Exercise requirements:
Tally the lines in the records underneath that contain the string "法律具有", and state the figure by itself.

-- begin Listed entries --

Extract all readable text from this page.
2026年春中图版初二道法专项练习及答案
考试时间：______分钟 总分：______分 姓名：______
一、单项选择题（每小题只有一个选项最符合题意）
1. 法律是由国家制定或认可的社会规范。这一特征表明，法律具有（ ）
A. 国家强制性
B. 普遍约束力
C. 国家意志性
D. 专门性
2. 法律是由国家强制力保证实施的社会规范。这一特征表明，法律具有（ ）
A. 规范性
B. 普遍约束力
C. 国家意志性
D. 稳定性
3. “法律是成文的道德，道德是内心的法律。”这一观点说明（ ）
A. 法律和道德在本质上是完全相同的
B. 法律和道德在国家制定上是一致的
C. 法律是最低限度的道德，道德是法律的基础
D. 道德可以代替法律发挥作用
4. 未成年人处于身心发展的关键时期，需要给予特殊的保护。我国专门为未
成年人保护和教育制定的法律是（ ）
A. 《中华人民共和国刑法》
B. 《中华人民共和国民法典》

-- end Listed entries --

Written response:
2